* BEGIN Excerpted data *

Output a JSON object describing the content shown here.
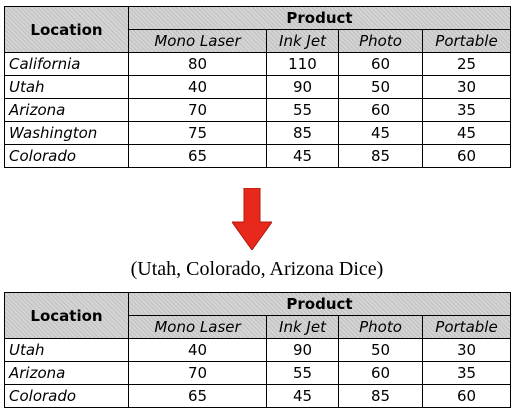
{
  "top_table": {
    "location_header": "Location",
    "product_header": "Product",
    "columns": [
      "Mono Laser",
      "Ink Jet",
      "Photo",
      "Portable"
    ],
    "rows": [
      {
        "location": "California",
        "values": [
          "80",
          "110",
          "60",
          "25"
        ]
      },
      {
        "location": "Utah",
        "values": [
          "40",
          "90",
          "50",
          "30"
        ]
      },
      {
        "location": "Arizona",
        "values": [
          "70",
          "55",
          "60",
          "35"
        ]
      },
      {
        "location": "Washington",
        "values": [
          "75",
          "85",
          "45",
          "45"
        ]
      },
      {
        "location": "Colorado",
        "values": [
          "65",
          "45",
          "85",
          "60"
        ]
      }
    ]
  },
  "arrow": {
    "icon": "down-arrow-icon",
    "color": "#e8281b"
  },
  "caption": "(Utah, Colorado, Arizona Dice)",
  "bottom_table": {
    "location_header": "Location",
    "product_header": "Product",
    "columns": [
      "Mono Laser",
      "Ink Jet",
      "Photo",
      "Portable"
    ],
    "rows": [
      {
        "location": "Utah",
        "values": [
          "40",
          "90",
          "50",
          "30"
        ]
      },
      {
        "location": "Arizona",
        "values": [
          "70",
          "55",
          "60",
          "35"
        ]
      },
      {
        "location": "Colorado",
        "values": [
          "65",
          "45",
          "85",
          "60"
        ]
      }
    ]
  }
}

* END Excerpted data *

▶ **To do**
Restate each line of the records exactly; pictures do not belong in the copy.

▶ **Exercise answer**
Output a JSON object describing the content shown here.
{
  "top_table": {
    "location_header": "Location",
    "product_header": "Product",
    "columns": [
      "Mono Laser",
      "Ink Jet",
      "Photo",
      "Portable"
    ],
    "rows": [
      {
        "location": "California",
        "values": [
          "80",
          "110",
          "60",
          "25"
        ]
      },
      {
        "location": "Utah",
        "values": [
          "40",
          "90",
          "50",
          "30"
        ]
      },
      {
        "location": "Arizona",
        "values": [
          "70",
          "55",
          "60",
          "35"
        ]
      },
      {
        "location": "Washington",
        "values": [
          "75",
          "85",
          "45",
          "45"
        ]
      },
      {
        "location": "Colorado",
        "values": [
          "65",
          "45",
          "85",
          "60"
        ]
      }
    ]
  },
  "arrow": {
    "icon": "down-arrow-icon",
    "color": "#e8281b"
  },
  "caption": "(Utah, Colorado, Arizona Dice)",
  "bottom_table": {
    "location_header": "Location",
    "product_header": "Product",
    "columns": [
      "Mono Laser",
      "Ink Jet",
      "Photo",
      "Portable"
    ],
    "rows": [
      {
        "location": "Utah",
        "values": [
          "40",
          "90",
          "50",
          "30"
        ]
      },
      {
        "location": "Arizona",
        "values": [
          "70",
          "55",
          "60",
          "35"
        ]
      },
      {
        "location": "Colorado",
        "values": [
          "65",
          "45",
          "85",
          "60"
        ]
      }
    ]
  }
}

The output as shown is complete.